Dataset entries:
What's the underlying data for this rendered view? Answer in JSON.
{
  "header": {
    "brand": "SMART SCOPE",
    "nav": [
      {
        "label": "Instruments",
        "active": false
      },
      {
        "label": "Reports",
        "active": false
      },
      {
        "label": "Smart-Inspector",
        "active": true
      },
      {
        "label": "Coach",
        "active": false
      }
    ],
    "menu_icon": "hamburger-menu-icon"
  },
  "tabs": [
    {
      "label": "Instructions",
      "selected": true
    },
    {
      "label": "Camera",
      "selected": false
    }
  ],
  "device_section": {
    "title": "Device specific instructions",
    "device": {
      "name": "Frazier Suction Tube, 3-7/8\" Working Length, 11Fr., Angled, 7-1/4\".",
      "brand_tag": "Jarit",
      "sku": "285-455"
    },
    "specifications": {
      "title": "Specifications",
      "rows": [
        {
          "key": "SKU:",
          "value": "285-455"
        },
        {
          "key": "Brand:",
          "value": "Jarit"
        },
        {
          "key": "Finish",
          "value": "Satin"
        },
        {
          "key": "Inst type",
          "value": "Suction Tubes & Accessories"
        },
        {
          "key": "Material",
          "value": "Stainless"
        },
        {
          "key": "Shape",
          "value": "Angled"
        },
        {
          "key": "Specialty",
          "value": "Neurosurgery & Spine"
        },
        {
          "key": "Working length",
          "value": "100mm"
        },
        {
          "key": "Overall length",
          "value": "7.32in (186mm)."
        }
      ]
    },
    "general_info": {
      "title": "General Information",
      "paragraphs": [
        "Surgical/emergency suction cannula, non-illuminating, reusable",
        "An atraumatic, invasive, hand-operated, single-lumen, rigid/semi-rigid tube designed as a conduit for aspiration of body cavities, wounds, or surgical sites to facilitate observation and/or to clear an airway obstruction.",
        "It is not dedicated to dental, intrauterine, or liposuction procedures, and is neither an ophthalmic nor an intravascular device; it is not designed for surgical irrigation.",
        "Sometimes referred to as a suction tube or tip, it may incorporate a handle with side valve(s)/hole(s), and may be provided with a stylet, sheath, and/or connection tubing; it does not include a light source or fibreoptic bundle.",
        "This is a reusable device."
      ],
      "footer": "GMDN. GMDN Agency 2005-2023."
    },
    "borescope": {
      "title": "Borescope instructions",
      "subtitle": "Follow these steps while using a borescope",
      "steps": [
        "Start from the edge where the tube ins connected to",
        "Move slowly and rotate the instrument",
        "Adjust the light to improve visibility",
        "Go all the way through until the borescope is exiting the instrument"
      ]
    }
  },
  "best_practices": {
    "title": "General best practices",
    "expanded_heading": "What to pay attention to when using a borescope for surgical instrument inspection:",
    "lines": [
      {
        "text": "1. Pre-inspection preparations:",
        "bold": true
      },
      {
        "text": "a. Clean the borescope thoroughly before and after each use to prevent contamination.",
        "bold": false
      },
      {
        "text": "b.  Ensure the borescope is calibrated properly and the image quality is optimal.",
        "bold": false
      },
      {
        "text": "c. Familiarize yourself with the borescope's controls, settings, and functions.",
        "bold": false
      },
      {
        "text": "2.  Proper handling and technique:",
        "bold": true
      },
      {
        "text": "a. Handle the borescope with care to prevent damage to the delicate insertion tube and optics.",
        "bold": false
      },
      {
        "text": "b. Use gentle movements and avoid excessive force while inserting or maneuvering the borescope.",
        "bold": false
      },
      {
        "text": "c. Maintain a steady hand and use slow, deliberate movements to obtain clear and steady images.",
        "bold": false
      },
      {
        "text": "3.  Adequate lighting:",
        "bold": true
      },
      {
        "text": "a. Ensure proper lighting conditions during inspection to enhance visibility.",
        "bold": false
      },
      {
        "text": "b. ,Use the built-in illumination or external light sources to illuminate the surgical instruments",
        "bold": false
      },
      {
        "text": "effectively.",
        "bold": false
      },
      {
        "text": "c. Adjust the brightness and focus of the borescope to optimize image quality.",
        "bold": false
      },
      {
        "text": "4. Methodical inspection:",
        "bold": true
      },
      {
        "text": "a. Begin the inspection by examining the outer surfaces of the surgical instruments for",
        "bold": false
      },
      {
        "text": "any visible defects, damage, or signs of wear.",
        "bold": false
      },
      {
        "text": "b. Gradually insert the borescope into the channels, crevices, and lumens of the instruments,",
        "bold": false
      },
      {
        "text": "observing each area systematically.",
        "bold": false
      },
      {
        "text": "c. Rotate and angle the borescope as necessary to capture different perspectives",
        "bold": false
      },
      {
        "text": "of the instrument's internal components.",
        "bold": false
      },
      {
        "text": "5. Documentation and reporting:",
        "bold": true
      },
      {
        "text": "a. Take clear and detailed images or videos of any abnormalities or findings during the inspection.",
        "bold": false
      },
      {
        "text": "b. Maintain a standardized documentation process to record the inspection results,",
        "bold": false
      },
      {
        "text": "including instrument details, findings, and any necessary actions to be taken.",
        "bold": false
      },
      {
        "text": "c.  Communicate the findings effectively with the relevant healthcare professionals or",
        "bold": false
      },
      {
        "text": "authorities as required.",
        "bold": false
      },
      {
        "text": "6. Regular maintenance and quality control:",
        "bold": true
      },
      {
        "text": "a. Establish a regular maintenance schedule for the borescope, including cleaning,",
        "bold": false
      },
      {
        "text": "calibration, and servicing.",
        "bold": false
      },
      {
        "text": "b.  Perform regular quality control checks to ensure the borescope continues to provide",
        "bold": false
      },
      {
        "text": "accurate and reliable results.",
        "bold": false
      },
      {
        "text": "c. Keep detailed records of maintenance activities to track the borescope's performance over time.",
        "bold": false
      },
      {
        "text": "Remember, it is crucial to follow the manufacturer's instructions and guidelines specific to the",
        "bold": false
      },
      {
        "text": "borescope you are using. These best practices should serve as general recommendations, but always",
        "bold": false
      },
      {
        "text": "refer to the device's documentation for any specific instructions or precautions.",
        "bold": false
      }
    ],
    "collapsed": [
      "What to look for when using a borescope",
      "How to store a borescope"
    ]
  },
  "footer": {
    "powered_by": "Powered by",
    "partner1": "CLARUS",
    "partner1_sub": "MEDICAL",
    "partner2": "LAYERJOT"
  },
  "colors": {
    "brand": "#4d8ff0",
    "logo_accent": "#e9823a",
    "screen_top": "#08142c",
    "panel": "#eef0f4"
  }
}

Your task: Return every line of the material exactly.

Answer to the problem:
What's the underlying data for this rendered view? Answer in JSON.
{
  "header": {
    "brand": "SMART SCOPE",
    "nav": [
      {
        "label": "Instruments",
        "active": false
      },
      {
        "label": "Reports",
        "active": false
      },
      {
        "label": "Smart-Inspector",
        "active": true
      },
      {
        "label": "Coach",
        "active": false
      }
    ],
    "menu_icon": "hamburger-menu-icon"
  },
  "tabs": [
    {
      "label": "Instructions",
      "selected": true
    },
    {
      "label": "Camera",
      "selected": false
    }
  ],
  "device_section": {
    "title": "Device specific instructions",
    "device": {
      "name": "Frazier Suction Tube, 3-7/8\" Working Length, 11Fr., Angled, 7-1/4\".",
      "brand_tag": "Jarit",
      "sku": "285-455"
    },
    "specifications": {
      "title": "Specifications",
      "rows": [
        {
          "key": "SKU:",
          "value": "285-455"
        },
        {
          "key": "Brand:",
          "value": "Jarit"
        },
        {
          "key": "Finish",
          "value": "Satin"
        },
        {
          "key": "Inst type",
          "value": "Suction Tubes & Accessories"
        },
        {
          "key": "Material",
          "value": "Stainless"
        },
        {
          "key": "Shape",
          "value": "Angled"
        },
        {
          "key": "Specialty",
          "value": "Neurosurgery & Spine"
        },
        {
          "key": "Working length",
          "value": "100mm"
        },
        {
          "key": "Overall length",
          "value": "7.32in (186mm)."
        }
      ]
    },
    "general_info": {
      "title": "General Information",
      "paragraphs": [
        "Surgical/emergency suction cannula, non-illuminating, reusable",
        "An atraumatic, invasive, hand-operated, single-lumen, rigid/semi-rigid tube designed as a conduit for aspiration of body cavities, wounds, or surgical sites to facilitate observation and/or to clear an airway obstruction.",
        "It is not dedicated to dental, intrauterine, or liposuction procedures, and is neither an ophthalmic nor an intravascular device; it is not designed for surgical irrigation.",
        "Sometimes referred to as a suction tube or tip, it may incorporate a handle with side valve(s)/hole(s), and may be provided with a stylet, sheath, and/or connection tubing; it does not include a light source or fibreoptic bundle.",
        "This is a reusable device."
      ],
      "footer": "GMDN. GMDN Agency 2005-2023."
    },
    "borescope": {
      "title": "Borescope instructions",
      "subtitle": "Follow these steps while using a borescope",
      "steps": [
        "Start from the edge where the tube ins connected to",
        "Move slowly and rotate the instrument",
        "Adjust the light to improve visibility",
        "Go all the way through until the borescope is exiting the instrument"
      ]
    }
  },
  "best_practices": {
    "title": "General best practices",
    "expanded_heading": "What to pay attention to when using a borescope for surgical instrument inspection:",
    "lines": [
      {
        "text": "1. Pre-inspection preparations:",
        "bold": true
      },
      {
        "text": "a. Clean the borescope thoroughly before and after each use to prevent contamination.",
        "bold": false
      },
      {
        "text": "b.  Ensure the borescope is calibrated properly and the image quality is optimal.",
        "bold": false
      },
      {
        "text": "c. Familiarize yourself with the borescope's controls, settings, and functions.",
        "bold": false
      },
      {
        "text": "2.  Proper handling and technique:",
        "bold": true
      },
      {
        "text": "a. Handle the borescope with care to prevent damage to the delicate insertion tube and optics.",
        "bold": false
      },
      {
        "text": "b. Use gentle movements and avoid excessive force while inserting or maneuvering the borescope.",
        "bold": false
      },
      {
        "text": "c. Maintain a steady hand and use slow, deliberate movements to obtain clear and steady images.",
        "bold": false
      },
      {
        "text": "3.  Adequate lighting:",
        "bold": true
      },
      {
        "text": "a. Ensure proper lighting conditions during inspection to enhance visibility.",
        "bold": false
      },
      {
        "text": "b. ,Use the built-in illumination or external light sources to illuminate the surgical instruments",
        "bold": false
      },
      {
        "text": "effectively.",
        "bold": false
      },
      {
        "text": "c. Adjust the brightness and focus of the borescope to optimize image quality.",
        "bold": false
      },
      {
        "text": "4. Methodical inspection:",
        "bold": true
      },
      {
        "text": "a. Begin the inspection by examining the outer surfaces of the surgical instruments for",
        "bold": false
      },
      {
        "text": "any visible defects, damage, or signs of wear.",
        "bold": false
      },
      {
        "text": "b. Gradually insert the borescope into the channels, crevices, and lumens of the instruments,",
        "bold": false
      },
      {
        "text": "observing each area systematically.",
        "bold": false
      },
      {
        "text": "c. Rotate and angle the borescope as necessary to capture different perspectives",
        "bold": false
      },
      {
        "text": "of the instrument's internal components.",
        "bold": false
      },
      {
        "text": "5. Documentation and reporting:",
        "bold": true
      },
      {
        "text": "a. Take clear and detailed images or videos of any abnormalities or findings during the inspection.",
        "bold": false
      },
      {
        "text": "b. Maintain a standardized documentation process to record the inspection results,",
        "bold": false
      },
      {
        "text": "including instrument details, findings, and any necessary actions to be taken.",
        "bold": false
      },
      {
        "text": "c.  Communicate the findings effectively with the relevant healthcare professionals or",
        "bold": false
      },
      {
        "text": "authorities as required.",
        "bold": false
      },
      {
        "text": "6. Regular maintenance and quality control:",
        "bold": true
      },
      {
        "text": "a. Establish a regular maintenance schedule for the borescope, including cleaning,",
        "bold": false
      },
      {
        "text": "calibration, and servicing.",
        "bold": false
      },
      {
        "text": "b.  Perform regular quality control checks to ensure the borescope continues to provide",
        "bold": false
      },
      {
        "text": "accurate and reliable results.",
        "bold": false
      },
      {
        "text": "c. Keep detailed records of maintenance activities to track the borescope's performance over time.",
        "bold": false
      },
      {
        "text": "Remember, it is crucial to follow the manufacturer's instructions and guidelines specific to the",
        "bold": false
      },
      {
        "text": "borescope you are using. These best practices should serve as general recommendations, but always",
        "bold": false
      },
      {
        "text": "refer to the device's documentation for any specific instructions or precautions.",
        "bold": false
      }
    ],
    "collapsed": [
      "What to look for when using a borescope",
      "How to store a borescope"
    ]
  },
  "footer": {
    "powered_by": "Powered by",
    "partner1": "CLARUS",
    "partner1_sub": "MEDICAL",
    "partner2": "LAYERJOT"
  },
  "colors": {
    "brand": "#4d8ff0",
    "logo_accent": "#e9823a",
    "screen_top": "#08142c",
    "panel": "#eef0f4"
  }
}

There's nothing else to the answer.